WHAT IS REQUIRED: Nothing but the lines from the line with "What does this" through the end of the data is to be copied, and each is to be copied exactly.

Stored records:
• • • • • • •

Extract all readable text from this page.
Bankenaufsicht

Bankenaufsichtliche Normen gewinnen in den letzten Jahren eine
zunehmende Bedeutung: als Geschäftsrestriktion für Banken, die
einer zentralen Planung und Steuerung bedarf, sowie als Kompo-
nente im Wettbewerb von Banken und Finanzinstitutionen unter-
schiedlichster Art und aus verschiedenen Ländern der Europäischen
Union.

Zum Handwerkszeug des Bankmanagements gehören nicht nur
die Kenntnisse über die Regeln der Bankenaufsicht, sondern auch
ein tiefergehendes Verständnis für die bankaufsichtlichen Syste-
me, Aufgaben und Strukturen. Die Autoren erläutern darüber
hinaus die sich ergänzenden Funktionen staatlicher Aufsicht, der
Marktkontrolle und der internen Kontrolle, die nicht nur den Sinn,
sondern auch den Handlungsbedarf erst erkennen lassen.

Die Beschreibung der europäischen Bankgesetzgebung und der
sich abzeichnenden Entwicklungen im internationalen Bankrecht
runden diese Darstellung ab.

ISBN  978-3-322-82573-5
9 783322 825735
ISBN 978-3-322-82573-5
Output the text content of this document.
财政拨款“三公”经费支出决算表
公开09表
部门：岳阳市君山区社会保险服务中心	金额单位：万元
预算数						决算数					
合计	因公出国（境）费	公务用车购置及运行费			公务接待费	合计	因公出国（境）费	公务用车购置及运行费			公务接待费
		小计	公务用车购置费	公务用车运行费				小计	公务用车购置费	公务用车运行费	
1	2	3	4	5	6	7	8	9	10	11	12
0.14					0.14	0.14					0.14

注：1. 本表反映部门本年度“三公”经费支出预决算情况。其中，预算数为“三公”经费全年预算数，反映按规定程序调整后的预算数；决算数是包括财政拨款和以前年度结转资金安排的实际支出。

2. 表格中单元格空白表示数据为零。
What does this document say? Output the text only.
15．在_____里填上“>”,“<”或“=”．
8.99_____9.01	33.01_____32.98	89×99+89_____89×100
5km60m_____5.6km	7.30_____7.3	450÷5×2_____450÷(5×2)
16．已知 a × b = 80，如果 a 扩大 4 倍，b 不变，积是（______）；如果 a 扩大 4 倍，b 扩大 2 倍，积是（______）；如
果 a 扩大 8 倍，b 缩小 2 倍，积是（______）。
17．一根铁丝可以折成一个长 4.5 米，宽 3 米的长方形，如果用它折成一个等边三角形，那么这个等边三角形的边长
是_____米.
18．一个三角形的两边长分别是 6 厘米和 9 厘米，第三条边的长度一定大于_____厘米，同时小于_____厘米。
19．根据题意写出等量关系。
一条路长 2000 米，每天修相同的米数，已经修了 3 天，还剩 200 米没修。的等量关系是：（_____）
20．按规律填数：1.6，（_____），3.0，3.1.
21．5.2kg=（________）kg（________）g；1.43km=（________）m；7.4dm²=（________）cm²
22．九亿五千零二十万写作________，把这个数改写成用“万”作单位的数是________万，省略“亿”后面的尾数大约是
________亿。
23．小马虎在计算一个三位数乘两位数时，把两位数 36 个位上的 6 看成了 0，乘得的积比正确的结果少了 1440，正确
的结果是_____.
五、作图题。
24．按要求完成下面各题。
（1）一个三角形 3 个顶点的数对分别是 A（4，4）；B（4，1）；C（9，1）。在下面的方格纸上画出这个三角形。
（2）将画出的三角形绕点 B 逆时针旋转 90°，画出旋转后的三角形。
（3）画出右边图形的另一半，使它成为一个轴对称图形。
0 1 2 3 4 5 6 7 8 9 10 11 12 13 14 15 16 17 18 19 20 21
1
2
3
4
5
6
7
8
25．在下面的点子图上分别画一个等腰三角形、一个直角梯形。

• • • • • • •

RESULT BELOW:
What does this document say? Output the text only.
15．在_____里填上“>”,“<”或“=”．
8.99_____9.01	33.01_____32.98	89×99+89_____89×100
5km60m_____5.6km	7.30_____7.3	450÷5×2_____450÷(5×2)
16．已知 a × b = 80，如果 a 扩大 4 倍，b 不变，积是（______）；如果 a 扩大 4 倍，b 扩大 2 倍，积是（______）；如
果 a 扩大 8 倍，b 缩小 2 倍，积是（______）。
17．一根铁丝可以折成一个长 4.5 米，宽 3 米的长方形，如果用它折成一个等边三角形，那么这个等边三角形的边长
是_____米.
18．一个三角形的两边长分别是 6 厘米和 9 厘米，第三条边的长度一定大于_____厘米，同时小于_____厘米。
19．根据题意写出等量关系。
一条路长 2000 米，每天修相同的米数，已经修了 3 天，还剩 200 米没修。的等量关系是：（_____）
20．按规律填数：1.6，（_____），3.0，3.1.
21．5.2kg=（________）kg（________）g；1.43km=（________）m；7.4dm²=（________）cm²
22．九亿五千零二十万写作________，把这个数改写成用“万”作单位的数是________万，省略“亿”后面的尾数大约是
________亿。
23．小马虎在计算一个三位数乘两位数时，把两位数 36 个位上的 6 看成了 0，乘得的积比正确的结果少了 1440，正确
的结果是_____.
五、作图题。
24．按要求完成下面各题。
（1）一个三角形 3 个顶点的数对分别是 A（4，4）；B（4，1）；C（9，1）。在下面的方格纸上画出这个三角形。
（2）将画出的三角形绕点 B 逆时针旋转 90°，画出旋转后的三角形。
（3）画出右边图形的另一半，使它成为一个轴对称图形。
0 1 2 3 4 5 6 7 8 9 10 11 12 13 14 15 16 17 18 19 20 21
1
2
3
4
5
6
7
8
25．在下面的点子图上分别画一个等腰三角形、一个直角梯形。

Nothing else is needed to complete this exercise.